§ **WRITTEN INSTRUCTION**: What's needed is an exact copy of the lines from the one that contains "Transcribe this image's" to the end of the data below, leaving the pictures out.

§ **RECORDS FOR THIS EXERCISE**:
..............................

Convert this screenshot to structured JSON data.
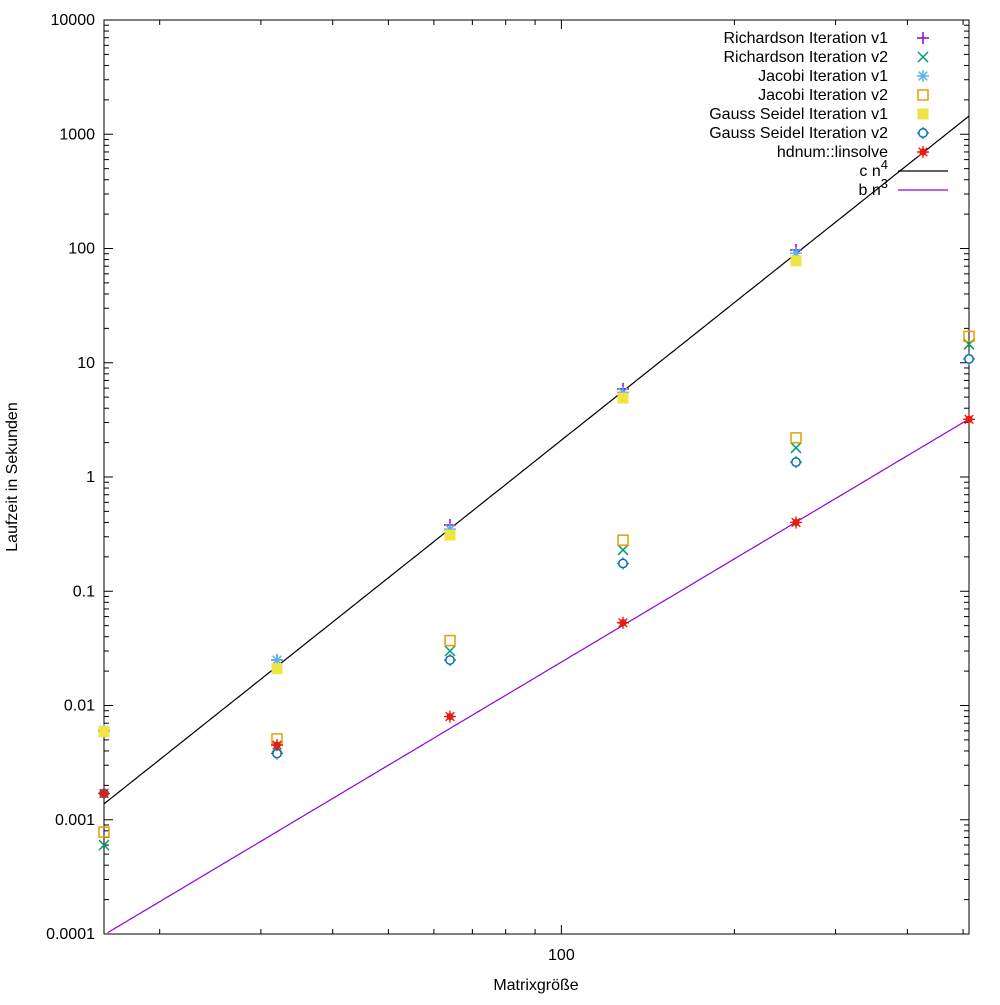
{
  "chart_data": {
    "type": "scatter",
    "title": "",
    "xlabel": "Matrixgröße",
    "ylabel": "Laufzeit in Sekunden",
    "x_scale": "log",
    "y_scale": "log",
    "xlim": [
      16,
      512
    ],
    "ylim": [
      0.0001,
      10000
    ],
    "grid": false,
    "legend_position": "top-right-inside",
    "x_major_ticks": [
      {
        "value": 100,
        "label": "100"
      }
    ],
    "y_major_ticks": [
      {
        "value": 10000,
        "label": "10000"
      },
      {
        "value": 1000,
        "label": "1000"
      },
      {
        "value": 100,
        "label": "100"
      },
      {
        "value": 10,
        "label": "10"
      },
      {
        "value": 1,
        "label": "1"
      },
      {
        "value": 0.1,
        "label": "0.1"
      },
      {
        "value": 0.01,
        "label": "0.01"
      },
      {
        "value": 0.001,
        "label": "0.001"
      },
      {
        "value": 0.0001,
        "label": "0.0001"
      }
    ],
    "x": [
      16,
      32,
      64,
      128,
      256,
      512
    ],
    "series": [
      {
        "name": "Richardson Iteration v1",
        "marker": "plus",
        "color": "#9400d3",
        "values": [
          0.006,
          0.025,
          0.38,
          5.9,
          97,
          null
        ]
      },
      {
        "name": "Richardson Iteration v2",
        "marker": "cross",
        "color": "#009e73",
        "values": [
          0.0006,
          0.0043,
          0.03,
          0.23,
          1.8,
          14.5
        ]
      },
      {
        "name": "Jacobi Iteration v1",
        "marker": "asterisk",
        "color": "#56b4e9",
        "values": [
          0.0061,
          0.025,
          0.35,
          5.5,
          91,
          null
        ]
      },
      {
        "name": "Jacobi Iteration v2",
        "marker": "square-open",
        "color": "#e69f00",
        "values": [
          0.00078,
          0.0051,
          0.037,
          0.28,
          2.2,
          17
        ]
      },
      {
        "name": "Gauss Seidel Iteration v1",
        "marker": "square-filled",
        "color": "#f0e442",
        "values": [
          0.0059,
          0.021,
          0.31,
          4.9,
          78,
          null
        ]
      },
      {
        "name": "Gauss Seidel Iteration v2",
        "marker": "circle-open",
        "color": "#0072b2",
        "values": [
          0.0017,
          0.0038,
          0.025,
          0.175,
          1.35,
          10.8
        ]
      },
      {
        "name": "hdnum::linsolve",
        "marker": "circle-filled",
        "color": "#e51e10",
        "values": [
          0.0017,
          0.0045,
          0.008,
          0.053,
          0.4,
          3.2
        ]
      }
    ],
    "reference_lines": [
      {
        "label": "c n",
        "sup": "4",
        "coefficient": 2.1e-08,
        "exponent": 4,
        "color": "#000000"
      },
      {
        "label": "b n",
        "sup": "3",
        "coefficient": 2.4e-08,
        "exponent": 3,
        "color": "#9400d3"
      }
    ]
  }
}
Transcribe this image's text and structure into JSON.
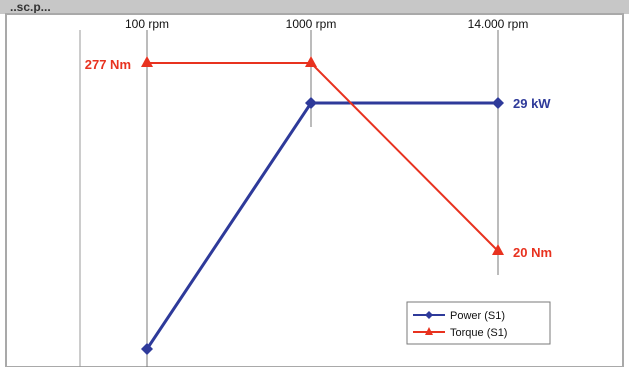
{
  "header": {
    "visible_fragment": "..sc.p..."
  },
  "chart_data": {
    "type": "line",
    "categories": [
      "100 rpm",
      "1000 rpm",
      "14.000 rpm"
    ],
    "series": [
      {
        "name": "Power (S1)",
        "color": "#2e3a9a",
        "marker": "diamond",
        "values_kw": [
          null,
          29,
          29
        ],
        "bottom_point_note": "unlabeled low value at 100 rpm"
      },
      {
        "name": "Torque (S1)",
        "color": "#e8321f",
        "marker": "triangle",
        "values_nm": [
          277,
          277,
          20
        ]
      }
    ],
    "point_labels": {
      "torque_start": "277 Nm",
      "power_end": "29 kW",
      "torque_end": "20 Nm"
    },
    "legend": {
      "placement": "bottom-right",
      "items": [
        "Power (S1)",
        "Torque (S1)"
      ]
    },
    "grid": "vertical lines at categories"
  },
  "colors": {
    "panel_border": "#a9a9a9",
    "header_bg": "#c7c7c7",
    "gridline": "#7a7a7a"
  }
}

..............................

§ **OUTPUT FOR THIS TASK**:
Transcribe this image's text and structure into JSON.
{
  "header": {
    "visible_fragment": "..sc.p..."
  },
  "chart_data": {
    "type": "line",
    "categories": [
      "100 rpm",
      "1000 rpm",
      "14.000 rpm"
    ],
    "series": [
      {
        "name": "Power (S1)",
        "color": "#2e3a9a",
        "marker": "diamond",
        "values_kw": [
          null,
          29,
          29
        ],
        "bottom_point_note": "unlabeled low value at 100 rpm"
      },
      {
        "name": "Torque (S1)",
        "color": "#e8321f",
        "marker": "triangle",
        "values_nm": [
          277,
          277,
          20
        ]
      }
    ],
    "point_labels": {
      "torque_start": "277 Nm",
      "power_end": "29 kW",
      "torque_end": "20 Nm"
    },
    "legend": {
      "placement": "bottom-right",
      "items": [
        "Power (S1)",
        "Torque (S1)"
      ]
    },
    "grid": "vertical lines at categories"
  },
  "colors": {
    "panel_border": "#a9a9a9",
    "header_bg": "#c7c7c7",
    "gridline": "#7a7a7a"
  }
}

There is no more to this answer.